## [Set task]
Reproduce all entries word for word.
· · · ·
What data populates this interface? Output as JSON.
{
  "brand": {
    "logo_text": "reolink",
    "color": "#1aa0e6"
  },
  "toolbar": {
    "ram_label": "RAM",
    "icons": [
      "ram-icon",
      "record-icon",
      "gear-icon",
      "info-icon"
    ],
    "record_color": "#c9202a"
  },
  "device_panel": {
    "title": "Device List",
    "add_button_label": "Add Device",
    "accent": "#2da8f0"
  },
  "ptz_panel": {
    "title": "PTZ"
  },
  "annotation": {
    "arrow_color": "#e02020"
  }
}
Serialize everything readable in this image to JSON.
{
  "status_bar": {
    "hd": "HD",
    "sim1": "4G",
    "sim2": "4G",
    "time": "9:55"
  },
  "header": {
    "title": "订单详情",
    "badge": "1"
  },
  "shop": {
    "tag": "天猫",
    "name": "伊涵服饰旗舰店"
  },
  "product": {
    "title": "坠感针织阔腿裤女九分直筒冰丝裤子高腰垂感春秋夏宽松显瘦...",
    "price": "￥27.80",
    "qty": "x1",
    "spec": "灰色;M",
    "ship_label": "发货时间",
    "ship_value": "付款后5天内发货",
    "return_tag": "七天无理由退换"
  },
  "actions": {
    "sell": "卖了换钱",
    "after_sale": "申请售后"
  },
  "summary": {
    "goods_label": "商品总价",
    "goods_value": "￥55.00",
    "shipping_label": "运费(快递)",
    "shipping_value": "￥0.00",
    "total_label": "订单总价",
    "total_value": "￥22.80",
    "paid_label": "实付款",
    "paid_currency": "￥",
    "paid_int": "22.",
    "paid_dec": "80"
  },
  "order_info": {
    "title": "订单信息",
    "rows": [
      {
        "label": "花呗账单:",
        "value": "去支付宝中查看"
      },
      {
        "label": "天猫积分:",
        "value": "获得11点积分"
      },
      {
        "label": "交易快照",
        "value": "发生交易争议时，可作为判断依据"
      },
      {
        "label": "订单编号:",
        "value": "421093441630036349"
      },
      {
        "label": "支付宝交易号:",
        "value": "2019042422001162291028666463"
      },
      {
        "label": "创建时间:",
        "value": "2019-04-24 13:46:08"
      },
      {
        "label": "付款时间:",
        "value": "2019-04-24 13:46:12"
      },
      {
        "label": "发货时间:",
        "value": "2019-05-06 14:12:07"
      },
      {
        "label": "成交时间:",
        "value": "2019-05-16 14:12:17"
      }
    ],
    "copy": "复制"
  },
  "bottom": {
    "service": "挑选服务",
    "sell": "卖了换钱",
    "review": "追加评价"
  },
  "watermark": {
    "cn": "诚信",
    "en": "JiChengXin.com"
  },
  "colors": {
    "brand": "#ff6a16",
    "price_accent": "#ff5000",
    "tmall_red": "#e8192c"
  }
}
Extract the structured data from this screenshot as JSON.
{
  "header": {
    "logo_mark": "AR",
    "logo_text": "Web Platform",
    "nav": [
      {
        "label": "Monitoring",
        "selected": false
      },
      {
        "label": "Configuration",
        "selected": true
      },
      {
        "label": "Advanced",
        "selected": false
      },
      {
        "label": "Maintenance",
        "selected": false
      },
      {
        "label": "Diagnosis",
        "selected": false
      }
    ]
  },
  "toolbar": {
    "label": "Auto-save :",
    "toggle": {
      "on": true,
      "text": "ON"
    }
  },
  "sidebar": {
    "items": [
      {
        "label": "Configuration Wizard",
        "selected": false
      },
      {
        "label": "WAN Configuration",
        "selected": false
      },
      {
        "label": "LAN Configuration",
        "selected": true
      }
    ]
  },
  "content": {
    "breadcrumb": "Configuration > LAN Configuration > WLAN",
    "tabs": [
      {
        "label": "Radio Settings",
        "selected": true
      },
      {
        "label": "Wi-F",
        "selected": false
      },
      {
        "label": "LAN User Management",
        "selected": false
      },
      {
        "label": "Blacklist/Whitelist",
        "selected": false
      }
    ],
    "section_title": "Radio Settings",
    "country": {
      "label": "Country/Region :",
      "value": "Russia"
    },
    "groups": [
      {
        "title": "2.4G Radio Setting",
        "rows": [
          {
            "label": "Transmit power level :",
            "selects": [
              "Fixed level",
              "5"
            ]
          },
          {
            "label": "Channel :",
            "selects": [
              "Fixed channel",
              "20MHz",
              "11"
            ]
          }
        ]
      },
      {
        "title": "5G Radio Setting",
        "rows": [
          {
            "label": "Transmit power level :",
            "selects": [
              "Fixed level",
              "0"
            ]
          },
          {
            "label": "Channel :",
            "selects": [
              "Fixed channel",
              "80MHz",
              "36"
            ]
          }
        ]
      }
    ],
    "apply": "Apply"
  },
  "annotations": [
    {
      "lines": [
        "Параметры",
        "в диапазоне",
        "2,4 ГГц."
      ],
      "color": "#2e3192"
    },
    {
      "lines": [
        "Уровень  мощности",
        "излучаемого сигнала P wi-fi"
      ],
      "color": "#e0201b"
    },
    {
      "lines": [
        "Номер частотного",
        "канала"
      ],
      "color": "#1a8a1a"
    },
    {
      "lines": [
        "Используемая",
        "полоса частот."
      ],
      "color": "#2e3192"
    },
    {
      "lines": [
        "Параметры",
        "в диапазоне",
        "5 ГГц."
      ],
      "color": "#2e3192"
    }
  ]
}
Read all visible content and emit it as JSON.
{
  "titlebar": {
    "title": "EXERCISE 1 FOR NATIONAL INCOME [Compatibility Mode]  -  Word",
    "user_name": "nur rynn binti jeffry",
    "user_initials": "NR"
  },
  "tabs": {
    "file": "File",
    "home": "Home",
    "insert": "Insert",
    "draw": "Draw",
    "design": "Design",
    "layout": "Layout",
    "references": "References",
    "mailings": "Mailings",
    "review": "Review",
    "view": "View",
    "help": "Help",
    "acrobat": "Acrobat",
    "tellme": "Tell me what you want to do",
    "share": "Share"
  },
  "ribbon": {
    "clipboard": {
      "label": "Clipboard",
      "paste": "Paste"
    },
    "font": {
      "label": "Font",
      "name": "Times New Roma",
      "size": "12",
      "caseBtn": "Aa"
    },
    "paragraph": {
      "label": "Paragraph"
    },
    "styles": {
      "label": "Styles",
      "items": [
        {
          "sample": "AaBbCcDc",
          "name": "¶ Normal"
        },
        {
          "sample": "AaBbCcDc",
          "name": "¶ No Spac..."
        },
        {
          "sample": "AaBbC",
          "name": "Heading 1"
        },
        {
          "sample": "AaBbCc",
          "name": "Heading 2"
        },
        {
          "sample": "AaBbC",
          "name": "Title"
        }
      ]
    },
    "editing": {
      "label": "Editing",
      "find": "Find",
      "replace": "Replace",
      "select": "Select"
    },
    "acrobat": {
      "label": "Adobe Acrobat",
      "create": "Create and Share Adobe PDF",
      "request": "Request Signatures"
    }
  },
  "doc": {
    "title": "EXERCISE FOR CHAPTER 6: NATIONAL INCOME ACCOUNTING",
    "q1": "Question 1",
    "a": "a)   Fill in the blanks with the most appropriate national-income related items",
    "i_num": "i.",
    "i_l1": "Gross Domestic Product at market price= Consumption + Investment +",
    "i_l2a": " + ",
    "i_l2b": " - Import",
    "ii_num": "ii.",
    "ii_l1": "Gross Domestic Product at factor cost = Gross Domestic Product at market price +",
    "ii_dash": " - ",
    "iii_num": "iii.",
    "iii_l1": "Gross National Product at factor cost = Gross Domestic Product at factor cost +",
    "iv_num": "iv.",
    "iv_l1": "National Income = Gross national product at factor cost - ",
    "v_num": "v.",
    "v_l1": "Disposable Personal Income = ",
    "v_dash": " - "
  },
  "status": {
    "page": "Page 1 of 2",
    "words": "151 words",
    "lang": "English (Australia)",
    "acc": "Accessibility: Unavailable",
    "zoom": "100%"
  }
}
· · · ·
## [Answer to the problem]
What data populates this interface? Output as JSON.
{
  "brand": {
    "logo_text": "reolink",
    "color": "#1aa0e6"
  },
  "toolbar": {
    "ram_label": "RAM",
    "icons": [
      "ram-icon",
      "record-icon",
      "gear-icon",
      "info-icon"
    ],
    "record_color": "#c9202a"
  },
  "device_panel": {
    "title": "Device List",
    "add_button_label": "Add Device",
    "accent": "#2da8f0"
  },
  "ptz_panel": {
    "title": "PTZ"
  },
  "annotation": {
    "arrow_color": "#e02020"
  }
}
Serialize everything readable in this image to JSON.
{
  "status_bar": {
    "hd": "HD",
    "sim1": "4G",
    "sim2": "4G",
    "time": "9:55"
  },
  "header": {
    "title": "订单详情",
    "badge": "1"
  },
  "shop": {
    "tag": "天猫",
    "name": "伊涵服饰旗舰店"
  },
  "product": {
    "title": "坠感针织阔腿裤女九分直筒冰丝裤子高腰垂感春秋夏宽松显瘦...",
    "price": "￥27.80",
    "qty": "x1",
    "spec": "灰色;M",
    "ship_label": "发货时间",
    "ship_value": "付款后5天内发货",
    "return_tag": "七天无理由退换"
  },
  "actions": {
    "sell": "卖了换钱",
    "after_sale": "申请售后"
  },
  "summary": {
    "goods_label": "商品总价",
    "goods_value": "￥55.00",
    "shipping_label": "运费(快递)",
    "shipping_value": "￥0.00",
    "total_label": "订单总价",
    "total_value": "￥22.80",
    "paid_label": "实付款",
    "paid_currency": "￥",
    "paid_int": "22.",
    "paid_dec": "80"
  },
  "order_info": {
    "title": "订单信息",
    "rows": [
      {
        "label": "花呗账单:",
        "value": "去支付宝中查看"
      },
      {
        "label": "天猫积分:",
        "value": "获得11点积分"
      },
      {
        "label": "交易快照",
        "value": "发生交易争议时，可作为判断依据"
      },
      {
        "label": "订单编号:",
        "value": "421093441630036349"
      },
      {
        "label": "支付宝交易号:",
        "value": "2019042422001162291028666463"
      },
      {
        "label": "创建时间:",
        "value": "2019-04-24 13:46:08"
      },
      {
        "label": "付款时间:",
        "value": "2019-04-24 13:46:12"
      },
      {
        "label": "发货时间:",
        "value": "2019-05-06 14:12:07"
      },
      {
        "label": "成交时间:",
        "value": "2019-05-16 14:12:17"
      }
    ],
    "copy": "复制"
  },
  "bottom": {
    "service": "挑选服务",
    "sell": "卖了换钱",
    "review": "追加评价"
  },
  "watermark": {
    "cn": "诚信",
    "en": "JiChengXin.com"
  },
  "colors": {
    "brand": "#ff6a16",
    "price_accent": "#ff5000",
    "tmall_red": "#e8192c"
  }
}
Extract the structured data from this screenshot as JSON.
{
  "header": {
    "logo_mark": "AR",
    "logo_text": "Web Platform",
    "nav": [
      {
        "label": "Monitoring",
        "selected": false
      },
      {
        "label": "Configuration",
        "selected": true
      },
      {
        "label": "Advanced",
        "selected": false
      },
      {
        "label": "Maintenance",
        "selected": false
      },
      {
        "label": "Diagnosis",
        "selected": false
      }
    ]
  },
  "toolbar": {
    "label": "Auto-save :",
    "toggle": {
      "on": true,
      "text": "ON"
    }
  },
  "sidebar": {
    "items": [
      {
        "label": "Configuration Wizard",
        "selected": false
      },
      {
        "label": "WAN Configuration",
        "selected": false
      },
      {
        "label": "LAN Configuration",
        "selected": true
      }
    ]
  },
  "content": {
    "breadcrumb": "Configuration > LAN Configuration > WLAN",
    "tabs": [
      {
        "label": "Radio Settings",
        "selected": true
      },
      {
        "label": "Wi-F",
        "selected": false
      },
      {
        "label": "LAN User Management",
        "selected": false
      },
      {
        "label": "Blacklist/Whitelist",
        "selected": false
      }
    ],
    "section_title": "Radio Settings",
    "country": {
      "label": "Country/Region :",
      "value": "Russia"
    },
    "groups": [
      {
        "title": "2.4G Radio Setting",
        "rows": [
          {
            "label": "Transmit power level :",
            "selects": [
              "Fixed level",
              "5"
            ]
          },
          {
            "label": "Channel :",
            "selects": [
              "Fixed channel",
              "20MHz",
              "11"
            ]
          }
        ]
      },
      {
        "title": "5G Radio Setting",
        "rows": [
          {
            "label": "Transmit power level :",
            "selects": [
              "Fixed level",
              "0"
            ]
          },
          {
            "label": "Channel :",
            "selects": [
              "Fixed channel",
              "80MHz",
              "36"
            ]
          }
        ]
      }
    ],
    "apply": "Apply"
  },
  "annotations": [
    {
      "lines": [
        "Параметры",
        "в диапазоне",
        "2,4 ГГц."
      ],
      "color": "#2e3192"
    },
    {
      "lines": [
        "Уровень  мощности",
        "излучаемого сигнала P wi-fi"
      ],
      "color": "#e0201b"
    },
    {
      "lines": [
        "Номер частотного",
        "канала"
      ],
      "color": "#1a8a1a"
    },
    {
      "lines": [
        "Используемая",
        "полоса частот."
      ],
      "color": "#2e3192"
    },
    {
      "lines": [
        "Параметры",
        "в диапазоне",
        "5 ГГц."
      ],
      "color": "#2e3192"
    }
  ]
}
Read all visible content and emit it as JSON.
{
  "titlebar": {
    "title": "EXERCISE 1 FOR NATIONAL INCOME [Compatibility Mode]  -  Word",
    "user_name": "nur rynn binti jeffry",
    "user_initials": "NR"
  },
  "tabs": {
    "file": "File",
    "home": "Home",
    "insert": "Insert",
    "draw": "Draw",
    "design": "Design",
    "layout": "Layout",
    "references": "References",
    "mailings": "Mailings",
    "review": "Review",
    "view": "View",
    "help": "Help",
    "acrobat": "Acrobat",
    "tellme": "Tell me what you want to do",
    "share": "Share"
  },
  "ribbon": {
    "clipboard": {
      "label": "Clipboard",
      "paste": "Paste"
    },
    "font": {
      "label": "Font",
      "name": "Times New Roma",
      "size": "12",
      "caseBtn": "Aa"
    },
    "paragraph": {
      "label": "Paragraph"
    },
    "styles": {
      "label": "Styles",
      "items": [
        {
          "sample": "AaBbCcDc",
          "name": "¶ Normal"
        },
        {
          "sample": "AaBbCcDc",
          "name": "¶ No Spac..."
        },
        {
          "sample": "AaBbC",
          "name": "Heading 1"
        },
        {
          "sample": "AaBbCc",
          "name": "Heading 2"
        },
        {
          "sample": "AaBbC",
          "name": "Title"
        }
      ]
    },
    "editing": {
      "label": "Editing",
      "find": "Find",
      "replace": "Replace",
      "select": "Select"
    },
    "acrobat": {
      "label": "Adobe Acrobat",
      "create": "Create and Share Adobe PDF",
      "request": "Request Signatures"
    }
  },
  "doc": {
    "title": "EXERCISE FOR CHAPTER 6: NATIONAL INCOME ACCOUNTING",
    "q1": "Question 1",
    "a": "a)   Fill in the blanks with the most appropriate national-income related items",
    "i_num": "i.",
    "i_l1": "Gross Domestic Product at market price= Consumption + Investment +",
    "i_l2a": " + ",
    "i_l2b": " - Import",
    "ii_num": "ii.",
    "ii_l1": "Gross Domestic Product at factor cost = Gross Domestic Product at market price +",
    "ii_dash": " - ",
    "iii_num": "iii.",
    "iii_l1": "Gross National Product at factor cost = Gross Domestic Product at factor cost +",
    "iv_num": "iv.",
    "iv_l1": "National Income = Gross national product at factor cost - ",
    "v_num": "v.",
    "v_l1": "Disposable Personal Income = ",
    "v_dash": " - "
  },
  "status": {
    "page": "Page 1 of 2",
    "words": "151 words",
    "lang": "English (Australia)",
    "acc": "Accessibility: Unavailable",
    "zoom": "100%"
  }
}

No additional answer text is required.